***** EXERCISE INPUTS

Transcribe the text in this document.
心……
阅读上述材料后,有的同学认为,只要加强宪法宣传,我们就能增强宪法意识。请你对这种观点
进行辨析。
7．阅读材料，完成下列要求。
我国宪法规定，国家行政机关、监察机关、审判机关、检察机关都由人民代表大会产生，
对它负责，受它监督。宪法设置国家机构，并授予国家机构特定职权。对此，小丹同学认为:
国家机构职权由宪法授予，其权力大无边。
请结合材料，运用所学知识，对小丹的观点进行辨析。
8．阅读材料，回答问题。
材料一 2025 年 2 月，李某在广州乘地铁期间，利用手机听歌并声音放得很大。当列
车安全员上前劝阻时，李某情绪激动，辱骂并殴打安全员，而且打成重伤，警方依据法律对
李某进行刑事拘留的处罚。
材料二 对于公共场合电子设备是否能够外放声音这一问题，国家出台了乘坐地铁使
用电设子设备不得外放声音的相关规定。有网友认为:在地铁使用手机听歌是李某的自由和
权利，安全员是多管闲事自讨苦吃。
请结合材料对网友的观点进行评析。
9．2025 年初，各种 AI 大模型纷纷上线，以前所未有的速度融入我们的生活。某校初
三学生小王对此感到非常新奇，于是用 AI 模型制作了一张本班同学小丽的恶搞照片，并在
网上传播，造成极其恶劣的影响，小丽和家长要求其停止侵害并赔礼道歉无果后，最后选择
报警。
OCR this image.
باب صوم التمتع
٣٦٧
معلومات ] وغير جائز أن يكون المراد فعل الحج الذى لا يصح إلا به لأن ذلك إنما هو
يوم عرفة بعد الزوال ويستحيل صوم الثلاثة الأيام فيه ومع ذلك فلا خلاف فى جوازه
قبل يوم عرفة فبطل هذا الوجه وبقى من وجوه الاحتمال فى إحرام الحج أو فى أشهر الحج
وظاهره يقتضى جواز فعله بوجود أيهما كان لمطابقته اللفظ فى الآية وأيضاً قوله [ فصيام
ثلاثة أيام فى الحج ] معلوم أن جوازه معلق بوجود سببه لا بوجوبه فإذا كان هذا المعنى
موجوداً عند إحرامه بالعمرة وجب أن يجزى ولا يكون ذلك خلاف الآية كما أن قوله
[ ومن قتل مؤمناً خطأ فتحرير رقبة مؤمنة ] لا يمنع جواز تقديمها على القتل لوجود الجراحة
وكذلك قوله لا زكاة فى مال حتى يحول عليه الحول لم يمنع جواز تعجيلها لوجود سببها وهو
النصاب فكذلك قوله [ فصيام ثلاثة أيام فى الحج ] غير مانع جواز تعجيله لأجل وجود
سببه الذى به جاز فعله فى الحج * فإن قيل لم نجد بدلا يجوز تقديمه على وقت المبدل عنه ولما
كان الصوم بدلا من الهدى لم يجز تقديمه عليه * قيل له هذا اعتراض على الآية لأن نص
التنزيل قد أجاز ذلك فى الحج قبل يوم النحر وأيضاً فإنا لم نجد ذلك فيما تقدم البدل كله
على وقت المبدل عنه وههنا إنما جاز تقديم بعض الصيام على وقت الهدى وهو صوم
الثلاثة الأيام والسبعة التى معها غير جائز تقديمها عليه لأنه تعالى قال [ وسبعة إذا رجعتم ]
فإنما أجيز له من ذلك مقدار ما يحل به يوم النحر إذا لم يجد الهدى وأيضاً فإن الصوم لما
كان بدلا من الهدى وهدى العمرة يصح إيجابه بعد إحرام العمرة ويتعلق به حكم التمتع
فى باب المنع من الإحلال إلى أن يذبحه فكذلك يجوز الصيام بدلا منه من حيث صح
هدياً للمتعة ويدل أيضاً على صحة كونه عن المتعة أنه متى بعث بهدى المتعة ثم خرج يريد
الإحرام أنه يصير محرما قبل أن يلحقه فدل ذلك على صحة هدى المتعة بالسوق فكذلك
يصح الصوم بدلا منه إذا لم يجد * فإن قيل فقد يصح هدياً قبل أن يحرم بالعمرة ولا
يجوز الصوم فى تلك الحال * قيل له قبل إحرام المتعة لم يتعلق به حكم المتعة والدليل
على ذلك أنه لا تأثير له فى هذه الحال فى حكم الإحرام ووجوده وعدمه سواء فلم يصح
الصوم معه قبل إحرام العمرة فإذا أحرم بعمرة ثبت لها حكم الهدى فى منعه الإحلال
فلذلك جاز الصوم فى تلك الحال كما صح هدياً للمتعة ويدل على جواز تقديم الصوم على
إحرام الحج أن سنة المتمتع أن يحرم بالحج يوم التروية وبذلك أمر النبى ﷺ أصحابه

**********

#### OBJECTIVE:
Please quote the records above exactly, without skipping a line.

#### FULL OUTPUT:
Transcribe the text in this document.
心……
阅读上述材料后,有的同学认为,只要加强宪法宣传,我们就能增强宪法意识。请你对这种观点
进行辨析。
7．阅读材料，完成下列要求。
我国宪法规定，国家行政机关、监察机关、审判机关、检察机关都由人民代表大会产生，
对它负责，受它监督。宪法设置国家机构，并授予国家机构特定职权。对此，小丹同学认为:
国家机构职权由宪法授予，其权力大无边。
请结合材料，运用所学知识，对小丹的观点进行辨析。
8．阅读材料，回答问题。
材料一 2025 年 2 月，李某在广州乘地铁期间，利用手机听歌并声音放得很大。当列
车安全员上前劝阻时，李某情绪激动，辱骂并殴打安全员，而且打成重伤，警方依据法律对
李某进行刑事拘留的处罚。
材料二 对于公共场合电子设备是否能够外放声音这一问题，国家出台了乘坐地铁使
用电设子设备不得外放声音的相关规定。有网友认为:在地铁使用手机听歌是李某的自由和
权利，安全员是多管闲事自讨苦吃。
请结合材料对网友的观点进行评析。
9．2025 年初，各种 AI 大模型纷纷上线，以前所未有的速度融入我们的生活。某校初
三学生小王对此感到非常新奇，于是用 AI 模型制作了一张本班同学小丽的恶搞照片，并在
网上传播，造成极其恶劣的影响，小丽和家长要求其停止侵害并赔礼道歉无果后，最后选择
报警。
OCR this image.
باب صوم التمتع
٣٦٧
معلومات ] وغير جائز أن يكون المراد فعل الحج الذى لا يصح إلا به لأن ذلك إنما هو
يوم عرفة بعد الزوال ويستحيل صوم الثلاثة الأيام فيه ومع ذلك فلا خلاف فى جوازه
قبل يوم عرفة فبطل هذا الوجه وبقى من وجوه الاحتمال فى إحرام الحج أو فى أشهر الحج
وظاهره يقتضى جواز فعله بوجود أيهما كان لمطابقته اللفظ فى الآية وأيضاً قوله [ فصيام
ثلاثة أيام فى الحج ] معلوم أن جوازه معلق بوجود سببه لا بوجوبه فإذا كان هذا المعنى
موجوداً عند إحرامه بالعمرة وجب أن يجزى ولا يكون ذلك خلاف الآية كما أن قوله
[ ومن قتل مؤمناً خطأ فتحرير رقبة مؤمنة ] لا يمنع جواز تقديمها على القتل لوجود الجراحة
وكذلك قوله لا زكاة فى مال حتى يحول عليه الحول لم يمنع جواز تعجيلها لوجود سببها وهو
النصاب فكذلك قوله [ فصيام ثلاثة أيام فى الحج ] غير مانع جواز تعجيله لأجل وجود
سببه الذى به جاز فعله فى الحج * فإن قيل لم نجد بدلا يجوز تقديمه على وقت المبدل عنه ولما
كان الصوم بدلا من الهدى لم يجز تقديمه عليه * قيل له هذا اعتراض على الآية لأن نص
التنزيل قد أجاز ذلك فى الحج قبل يوم النحر وأيضاً فإنا لم نجد ذلك فيما تقدم البدل كله
على وقت المبدل عنه وههنا إنما جاز تقديم بعض الصيام على وقت الهدى وهو صوم
الثلاثة الأيام والسبعة التى معها غير جائز تقديمها عليه لأنه تعالى قال [ وسبعة إذا رجعتم ]
فإنما أجيز له من ذلك مقدار ما يحل به يوم النحر إذا لم يجد الهدى وأيضاً فإن الصوم لما
كان بدلا من الهدى وهدى العمرة يصح إيجابه بعد إحرام العمرة ويتعلق به حكم التمتع
فى باب المنع من الإحلال إلى أن يذبحه فكذلك يجوز الصيام بدلا منه من حيث صح
هدياً للمتعة ويدل أيضاً على صحة كونه عن المتعة أنه متى بعث بهدى المتعة ثم خرج يريد
الإحرام أنه يصير محرما قبل أن يلحقه فدل ذلك على صحة هدى المتعة بالسوق فكذلك
يصح الصوم بدلا منه إذا لم يجد * فإن قيل فقد يصح هدياً قبل أن يحرم بالعمرة ولا
يجوز الصوم فى تلك الحال * قيل له قبل إحرام المتعة لم يتعلق به حكم المتعة والدليل
على ذلك أنه لا تأثير له فى هذه الحال فى حكم الإحرام ووجوده وعدمه سواء فلم يصح
الصوم معه قبل إحرام العمرة فإذا أحرم بعمرة ثبت لها حكم الهدى فى منعه الإحلال
فلذلك جاز الصوم فى تلك الحال كما صح هدياً للمتعة ويدل على جواز تقديم الصوم على
إحرام الحج أن سنة المتمتع أن يحرم بالحج يوم التروية وبذلك أمر النبى ﷺ أصحابه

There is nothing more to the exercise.